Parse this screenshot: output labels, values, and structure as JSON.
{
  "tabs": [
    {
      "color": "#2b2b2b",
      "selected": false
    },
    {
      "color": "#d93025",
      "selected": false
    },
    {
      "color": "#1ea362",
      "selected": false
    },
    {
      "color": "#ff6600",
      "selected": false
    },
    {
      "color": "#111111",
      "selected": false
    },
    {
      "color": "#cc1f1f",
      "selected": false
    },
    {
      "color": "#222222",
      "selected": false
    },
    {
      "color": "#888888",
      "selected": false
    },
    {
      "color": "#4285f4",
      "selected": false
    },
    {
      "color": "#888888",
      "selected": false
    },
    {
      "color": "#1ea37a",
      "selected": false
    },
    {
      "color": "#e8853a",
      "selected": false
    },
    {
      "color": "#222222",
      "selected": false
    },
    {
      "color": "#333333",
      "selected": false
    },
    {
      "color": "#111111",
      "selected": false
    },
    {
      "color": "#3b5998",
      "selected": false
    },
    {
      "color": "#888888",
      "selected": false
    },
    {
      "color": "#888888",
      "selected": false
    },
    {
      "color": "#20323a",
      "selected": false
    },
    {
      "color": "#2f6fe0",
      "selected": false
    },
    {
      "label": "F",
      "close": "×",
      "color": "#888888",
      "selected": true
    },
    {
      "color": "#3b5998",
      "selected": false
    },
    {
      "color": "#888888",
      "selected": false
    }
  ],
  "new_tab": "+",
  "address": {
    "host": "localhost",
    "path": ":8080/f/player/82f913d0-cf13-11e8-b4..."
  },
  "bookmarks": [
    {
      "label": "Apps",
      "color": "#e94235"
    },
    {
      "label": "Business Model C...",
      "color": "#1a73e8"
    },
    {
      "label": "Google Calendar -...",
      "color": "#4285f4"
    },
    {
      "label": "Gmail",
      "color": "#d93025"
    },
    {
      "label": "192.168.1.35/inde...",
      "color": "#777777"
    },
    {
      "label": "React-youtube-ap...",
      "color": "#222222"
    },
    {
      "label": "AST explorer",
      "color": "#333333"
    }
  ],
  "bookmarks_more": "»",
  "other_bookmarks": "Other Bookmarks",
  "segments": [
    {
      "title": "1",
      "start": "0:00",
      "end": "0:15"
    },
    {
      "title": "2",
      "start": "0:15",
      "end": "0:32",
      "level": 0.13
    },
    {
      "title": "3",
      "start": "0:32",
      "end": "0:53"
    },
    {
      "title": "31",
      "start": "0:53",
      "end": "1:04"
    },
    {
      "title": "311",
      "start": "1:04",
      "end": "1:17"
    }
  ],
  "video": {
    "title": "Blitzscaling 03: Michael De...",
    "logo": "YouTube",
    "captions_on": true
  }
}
════════
Print out the whole listing exactly as it appears.

Parse this screenshot: output labels, values, and structure as JSON.
{
  "tabs": [
    {
      "color": "#2b2b2b",
      "selected": false
    },
    {
      "color": "#d93025",
      "selected": false
    },
    {
      "color": "#1ea362",
      "selected": false
    },
    {
      "color": "#ff6600",
      "selected": false
    },
    {
      "color": "#111111",
      "selected": false
    },
    {
      "color": "#cc1f1f",
      "selected": false
    },
    {
      "color": "#222222",
      "selected": false
    },
    {
      "color": "#888888",
      "selected": false
    },
    {
      "color": "#4285f4",
      "selected": false
    },
    {
      "color": "#888888",
      "selected": false
    },
    {
      "color": "#1ea37a",
      "selected": false
    },
    {
      "color": "#e8853a",
      "selected": false
    },
    {
      "color": "#222222",
      "selected": false
    },
    {
      "color": "#333333",
      "selected": false
    },
    {
      "color": "#111111",
      "selected": false
    },
    {
      "color": "#3b5998",
      "selected": false
    },
    {
      "color": "#888888",
      "selected": false
    },
    {
      "color": "#888888",
      "selected": false
    },
    {
      "color": "#20323a",
      "selected": false
    },
    {
      "color": "#2f6fe0",
      "selected": false
    },
    {
      "label": "F",
      "close": "×",
      "color": "#888888",
      "selected": true
    },
    {
      "color": "#3b5998",
      "selected": false
    },
    {
      "color": "#888888",
      "selected": false
    }
  ],
  "new_tab": "+",
  "address": {
    "host": "localhost",
    "path": ":8080/f/player/82f913d0-cf13-11e8-b4..."
  },
  "bookmarks": [
    {
      "label": "Apps",
      "color": "#e94235"
    },
    {
      "label": "Business Model C...",
      "color": "#1a73e8"
    },
    {
      "label": "Google Calendar -...",
      "color": "#4285f4"
    },
    {
      "label": "Gmail",
      "color": "#d93025"
    },
    {
      "label": "192.168.1.35/inde...",
      "color": "#777777"
    },
    {
      "label": "React-youtube-ap...",
      "color": "#222222"
    },
    {
      "label": "AST explorer",
      "color": "#333333"
    }
  ],
  "bookmarks_more": "»",
  "other_bookmarks": "Other Bookmarks",
  "segments": [
    {
      "title": "1",
      "start": "0:00",
      "end": "0:15"
    },
    {
      "title": "2",
      "start": "0:15",
      "end": "0:32",
      "level": 0.13
    },
    {
      "title": "3",
      "start": "0:32",
      "end": "0:53"
    },
    {
      "title": "31",
      "start": "0:53",
      "end": "1:04"
    },
    {
      "title": "311",
      "start": "1:04",
      "end": "1:17"
    }
  ],
  "video": {
    "title": "Blitzscaling 03: Michael De...",
    "logo": "YouTube",
    "captions_on": true
  }
}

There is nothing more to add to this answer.